## PROVIDED RECORDS:

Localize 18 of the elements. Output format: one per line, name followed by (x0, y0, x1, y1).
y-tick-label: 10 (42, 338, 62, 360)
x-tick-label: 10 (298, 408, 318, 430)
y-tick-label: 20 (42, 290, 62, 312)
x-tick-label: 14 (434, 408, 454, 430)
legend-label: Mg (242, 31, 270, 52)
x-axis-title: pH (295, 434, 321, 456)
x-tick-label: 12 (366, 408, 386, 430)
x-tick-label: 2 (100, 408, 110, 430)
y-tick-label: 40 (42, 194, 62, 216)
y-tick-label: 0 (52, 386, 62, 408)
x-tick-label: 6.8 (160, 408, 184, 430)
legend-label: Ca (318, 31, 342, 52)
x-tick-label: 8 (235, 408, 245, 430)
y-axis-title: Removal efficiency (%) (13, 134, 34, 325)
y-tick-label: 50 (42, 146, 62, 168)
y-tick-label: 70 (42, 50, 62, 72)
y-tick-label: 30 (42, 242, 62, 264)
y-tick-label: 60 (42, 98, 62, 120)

## WHAT TO PRODUCE:
Find every row above that contains the word "axis" and copy each of those rows in full.

## ANSWER:
x-axis-title: pH (295, 434, 321, 456)
y-axis-title: Removal efficiency (%) (13, 134, 34, 325)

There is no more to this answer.